Gather all lines containing the string "Assets" and copy them out.
---------- Data for processing
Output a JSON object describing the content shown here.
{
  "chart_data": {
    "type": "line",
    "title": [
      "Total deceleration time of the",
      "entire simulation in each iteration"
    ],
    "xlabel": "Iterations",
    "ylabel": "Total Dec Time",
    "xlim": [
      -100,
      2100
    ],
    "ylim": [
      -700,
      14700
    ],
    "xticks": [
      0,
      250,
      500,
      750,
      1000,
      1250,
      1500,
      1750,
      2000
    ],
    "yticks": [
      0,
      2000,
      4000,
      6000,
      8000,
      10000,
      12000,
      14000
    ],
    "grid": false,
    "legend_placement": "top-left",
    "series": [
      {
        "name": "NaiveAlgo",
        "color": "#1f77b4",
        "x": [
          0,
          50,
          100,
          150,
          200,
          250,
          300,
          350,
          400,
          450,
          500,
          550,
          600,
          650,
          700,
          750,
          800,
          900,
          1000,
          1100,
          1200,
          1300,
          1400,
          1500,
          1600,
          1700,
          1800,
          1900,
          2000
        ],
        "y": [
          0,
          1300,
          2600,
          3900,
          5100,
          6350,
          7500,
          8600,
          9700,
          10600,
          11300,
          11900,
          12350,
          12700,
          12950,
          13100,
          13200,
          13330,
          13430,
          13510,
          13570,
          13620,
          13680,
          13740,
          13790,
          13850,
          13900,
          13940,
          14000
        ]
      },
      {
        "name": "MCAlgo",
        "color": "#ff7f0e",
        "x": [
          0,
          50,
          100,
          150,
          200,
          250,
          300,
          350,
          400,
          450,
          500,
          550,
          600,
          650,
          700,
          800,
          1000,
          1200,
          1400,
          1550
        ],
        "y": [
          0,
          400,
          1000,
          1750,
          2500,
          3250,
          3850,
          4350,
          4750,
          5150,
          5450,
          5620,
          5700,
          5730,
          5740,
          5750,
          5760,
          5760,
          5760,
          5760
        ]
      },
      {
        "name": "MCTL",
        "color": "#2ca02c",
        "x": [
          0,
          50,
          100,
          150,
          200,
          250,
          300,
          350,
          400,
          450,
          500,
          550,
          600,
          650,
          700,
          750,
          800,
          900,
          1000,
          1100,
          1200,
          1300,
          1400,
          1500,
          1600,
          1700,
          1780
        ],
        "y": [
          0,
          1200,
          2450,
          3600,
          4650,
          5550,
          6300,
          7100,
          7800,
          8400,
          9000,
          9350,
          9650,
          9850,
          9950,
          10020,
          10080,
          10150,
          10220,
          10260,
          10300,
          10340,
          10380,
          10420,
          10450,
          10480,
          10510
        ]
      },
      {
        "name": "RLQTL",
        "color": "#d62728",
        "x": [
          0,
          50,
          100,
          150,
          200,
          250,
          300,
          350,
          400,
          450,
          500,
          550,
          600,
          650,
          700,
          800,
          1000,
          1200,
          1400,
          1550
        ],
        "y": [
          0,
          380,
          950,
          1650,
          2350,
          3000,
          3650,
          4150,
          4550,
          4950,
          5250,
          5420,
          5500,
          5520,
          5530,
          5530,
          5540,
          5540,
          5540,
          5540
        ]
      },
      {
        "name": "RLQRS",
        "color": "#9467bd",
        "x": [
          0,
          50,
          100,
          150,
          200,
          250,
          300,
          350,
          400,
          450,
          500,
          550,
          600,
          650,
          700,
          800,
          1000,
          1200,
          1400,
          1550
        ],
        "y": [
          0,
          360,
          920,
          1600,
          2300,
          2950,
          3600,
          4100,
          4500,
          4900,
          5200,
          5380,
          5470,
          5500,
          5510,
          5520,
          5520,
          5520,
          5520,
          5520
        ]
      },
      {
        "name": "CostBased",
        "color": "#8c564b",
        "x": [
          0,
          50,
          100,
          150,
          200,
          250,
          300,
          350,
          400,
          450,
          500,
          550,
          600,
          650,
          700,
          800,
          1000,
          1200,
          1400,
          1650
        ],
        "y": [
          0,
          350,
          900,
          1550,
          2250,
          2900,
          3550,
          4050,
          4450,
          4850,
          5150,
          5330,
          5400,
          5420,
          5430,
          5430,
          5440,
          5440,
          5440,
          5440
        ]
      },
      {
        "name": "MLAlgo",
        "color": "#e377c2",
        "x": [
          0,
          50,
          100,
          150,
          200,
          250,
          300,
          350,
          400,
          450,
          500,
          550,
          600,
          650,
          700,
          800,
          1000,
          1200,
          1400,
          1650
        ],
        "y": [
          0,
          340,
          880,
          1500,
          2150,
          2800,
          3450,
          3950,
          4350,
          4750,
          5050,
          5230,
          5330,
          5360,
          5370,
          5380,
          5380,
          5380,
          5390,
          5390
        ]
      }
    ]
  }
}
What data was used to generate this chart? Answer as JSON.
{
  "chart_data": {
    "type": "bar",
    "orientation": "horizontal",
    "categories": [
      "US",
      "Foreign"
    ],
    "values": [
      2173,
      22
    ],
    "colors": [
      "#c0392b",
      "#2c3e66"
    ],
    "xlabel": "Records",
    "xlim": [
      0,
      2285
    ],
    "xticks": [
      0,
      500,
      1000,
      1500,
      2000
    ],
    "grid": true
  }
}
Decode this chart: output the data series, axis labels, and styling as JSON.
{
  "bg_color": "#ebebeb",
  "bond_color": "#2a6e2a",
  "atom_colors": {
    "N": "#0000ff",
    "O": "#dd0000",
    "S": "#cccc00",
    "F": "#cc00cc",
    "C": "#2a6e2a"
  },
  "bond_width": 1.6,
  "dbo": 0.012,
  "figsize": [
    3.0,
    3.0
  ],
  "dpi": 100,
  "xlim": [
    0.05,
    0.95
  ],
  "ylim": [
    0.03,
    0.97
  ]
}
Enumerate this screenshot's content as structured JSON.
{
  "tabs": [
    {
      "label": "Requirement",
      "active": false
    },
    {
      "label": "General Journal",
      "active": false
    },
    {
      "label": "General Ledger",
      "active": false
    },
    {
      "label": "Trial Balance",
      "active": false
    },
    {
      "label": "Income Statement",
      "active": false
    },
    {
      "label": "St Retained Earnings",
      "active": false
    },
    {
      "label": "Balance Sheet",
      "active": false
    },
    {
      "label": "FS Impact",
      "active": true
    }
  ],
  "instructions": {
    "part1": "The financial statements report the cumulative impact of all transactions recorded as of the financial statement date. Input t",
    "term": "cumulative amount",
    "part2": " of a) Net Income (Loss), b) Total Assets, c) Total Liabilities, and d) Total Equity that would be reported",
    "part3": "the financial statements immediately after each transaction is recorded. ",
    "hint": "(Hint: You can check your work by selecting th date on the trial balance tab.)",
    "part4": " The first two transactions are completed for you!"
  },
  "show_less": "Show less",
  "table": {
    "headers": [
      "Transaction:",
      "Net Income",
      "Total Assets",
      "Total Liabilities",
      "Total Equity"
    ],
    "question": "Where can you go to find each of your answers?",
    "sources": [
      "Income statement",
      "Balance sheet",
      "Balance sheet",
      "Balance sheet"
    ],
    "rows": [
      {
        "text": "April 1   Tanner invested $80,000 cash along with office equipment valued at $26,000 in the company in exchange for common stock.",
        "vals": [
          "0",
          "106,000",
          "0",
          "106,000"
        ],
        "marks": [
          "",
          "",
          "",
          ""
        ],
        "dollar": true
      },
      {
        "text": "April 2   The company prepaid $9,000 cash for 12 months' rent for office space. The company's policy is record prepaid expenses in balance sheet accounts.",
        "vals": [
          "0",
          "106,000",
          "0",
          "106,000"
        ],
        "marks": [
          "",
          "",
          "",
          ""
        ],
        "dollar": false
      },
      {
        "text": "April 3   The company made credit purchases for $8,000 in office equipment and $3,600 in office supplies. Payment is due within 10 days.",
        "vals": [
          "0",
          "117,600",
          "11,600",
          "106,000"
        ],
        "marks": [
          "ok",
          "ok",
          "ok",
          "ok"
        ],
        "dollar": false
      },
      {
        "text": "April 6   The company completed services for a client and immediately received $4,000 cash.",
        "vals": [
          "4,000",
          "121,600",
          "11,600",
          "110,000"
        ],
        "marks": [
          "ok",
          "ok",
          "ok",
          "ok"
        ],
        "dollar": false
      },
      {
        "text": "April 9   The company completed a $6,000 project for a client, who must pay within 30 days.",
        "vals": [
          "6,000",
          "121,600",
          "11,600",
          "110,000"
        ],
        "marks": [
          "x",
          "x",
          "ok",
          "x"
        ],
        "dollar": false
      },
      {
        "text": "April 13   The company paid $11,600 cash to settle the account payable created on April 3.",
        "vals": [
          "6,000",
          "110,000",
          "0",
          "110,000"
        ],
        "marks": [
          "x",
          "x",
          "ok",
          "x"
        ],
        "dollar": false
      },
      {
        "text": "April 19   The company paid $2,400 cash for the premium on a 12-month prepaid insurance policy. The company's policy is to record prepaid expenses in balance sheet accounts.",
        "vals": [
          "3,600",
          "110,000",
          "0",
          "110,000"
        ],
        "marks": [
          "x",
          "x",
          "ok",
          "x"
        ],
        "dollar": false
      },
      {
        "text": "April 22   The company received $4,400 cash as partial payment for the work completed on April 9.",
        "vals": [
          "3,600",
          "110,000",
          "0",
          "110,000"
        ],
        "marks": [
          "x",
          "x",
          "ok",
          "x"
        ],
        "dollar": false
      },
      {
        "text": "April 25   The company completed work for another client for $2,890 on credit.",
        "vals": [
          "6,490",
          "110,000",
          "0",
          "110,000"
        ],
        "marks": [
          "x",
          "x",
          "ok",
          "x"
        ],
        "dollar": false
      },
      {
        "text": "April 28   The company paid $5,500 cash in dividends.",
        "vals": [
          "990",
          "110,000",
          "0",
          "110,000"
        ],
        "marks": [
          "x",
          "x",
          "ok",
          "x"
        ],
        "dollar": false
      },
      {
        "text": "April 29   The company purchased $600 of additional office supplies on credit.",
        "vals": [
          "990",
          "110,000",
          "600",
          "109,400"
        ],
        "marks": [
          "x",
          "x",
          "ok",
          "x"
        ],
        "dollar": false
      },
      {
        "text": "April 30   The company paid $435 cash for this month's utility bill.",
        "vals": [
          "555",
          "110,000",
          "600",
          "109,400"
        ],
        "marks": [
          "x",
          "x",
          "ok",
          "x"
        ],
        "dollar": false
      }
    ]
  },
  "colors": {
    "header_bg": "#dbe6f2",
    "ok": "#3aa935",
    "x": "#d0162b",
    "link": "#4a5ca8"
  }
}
--------------------
■ Complete response
    "part2": " of a) Net Income (Loss), b) Total Assets, c) Total Liabilities, and d) Total Equity that would be reported",
      "Total Assets",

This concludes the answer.